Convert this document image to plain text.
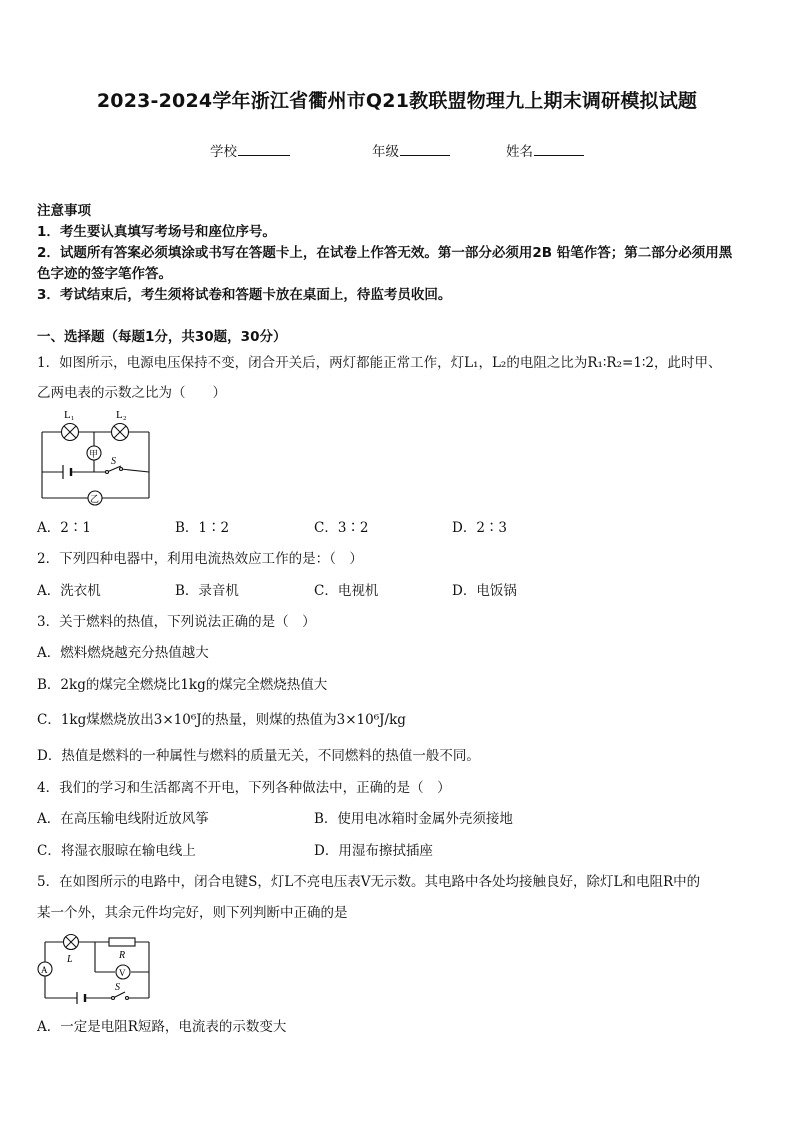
2023-2024学年浙江省衢州市Q21教联盟物理九上期末调研模拟试题
学校	年级	姓名
注意事项
1．考生要认真填写考场号和座位序号。
2．试题所有答案必须填涂或书写在答题卡上，在试卷上作答无效。第一部分必须用2B 铅笔作答；第二部分必须用黑
色字迹的签字笔作答。
3．考试结束后，考生须将试卷和答题卡放在桌面上，待监考员收回。
一、选择题（每题1分，共30题，30分）
1．如图所示，电源电压保持不变，闭合开关后，两灯都能正常工作，灯L₁，L₂的电阻之比为R₁∶R₂=1∶2，此时甲、
乙两电表的示数之比为（　　）
L₁	L₂
甲
S
乙
A．2∶1	B．1∶2	C．3∶2	D．2∶3
2．下列四种电器中，利用电流热效应工作的是：（　）
A．洗衣机	B．录音机	C．电视机	D．电饭锅
3．关于燃料的热值，下列说法正确的是（　）
A．燃料燃烧越充分热值越大
B．2kg的煤完全燃烧比1kg的煤完全燃烧热值大
C．1kg煤燃烧放出3×10⁶J的热量，则煤的热值为3×10⁶J/kg
D．热值是燃料的一种属性与燃料的质量无关，不同燃料的热值一般不同。
4．我们的学习和生活都离不开电，下列各种做法中，正确的是（　）
A．在高压输电线附近放风筝	B．使用电冰箱时金属外壳须接地
C．将湿衣服晾在输电线上	D．用湿布擦拭插座
5．在如图所示的电路中，闭合电键S，灯L不亮电压表V无示数。其电路中各处均接触良好，除灯L和电阻R中的
某一个外，其余元件均完好，则下列判断中正确的是
L	R
A	V
S
A．一定是电阻R短路，电流表的示数变大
+===+
* _WHAT TO WORK ON_
Drop the pictures and reproduce the rest of the entries above exactly.

* _OUTPUT OF THE EXERCISE_
Convert this document image to plain text.
2023-2024学年浙江省衢州市Q21教联盟物理九上期末调研模拟试题
学校	年级	姓名
注意事项
1．考生要认真填写考场号和座位序号。
2．试题所有答案必须填涂或书写在答题卡上，在试卷上作答无效。第一部分必须用2B 铅笔作答；第二部分必须用黑
色字迹的签字笔作答。
3．考试结束后，考生须将试卷和答题卡放在桌面上，待监考员收回。
一、选择题（每题1分，共30题，30分）
1．如图所示，电源电压保持不变，闭合开关后，两灯都能正常工作，灯L₁，L₂的电阻之比为R₁∶R₂=1∶2，此时甲、
乙两电表的示数之比为（　　）
L₁	L₂
甲
S
乙
A．2∶1	B．1∶2	C．3∶2	D．2∶3
2．下列四种电器中，利用电流热效应工作的是：（　）
A．洗衣机	B．录音机	C．电视机	D．电饭锅
3．关于燃料的热值，下列说法正确的是（　）
A．燃料燃烧越充分热值越大
B．2kg的煤完全燃烧比1kg的煤完全燃烧热值大
C．1kg煤燃烧放出3×10⁶J的热量，则煤的热值为3×10⁶J/kg
D．热值是燃料的一种属性与燃料的质量无关，不同燃料的热值一般不同。
4．我们的学习和生活都离不开电，下列各种做法中，正确的是（　）
A．在高压输电线附近放风筝	B．使用电冰箱时金属外壳须接地
C．将湿衣服晾在输电线上	D．用湿布擦拭插座
5．在如图所示的电路中，闭合电键S，灯L不亮电压表V无示数。其电路中各处均接触良好，除灯L和电阻R中的
某一个外，其余元件均完好，则下列判断中正确的是
L	R
A	V
S
A．一定是电阻R短路，电流表的示数变大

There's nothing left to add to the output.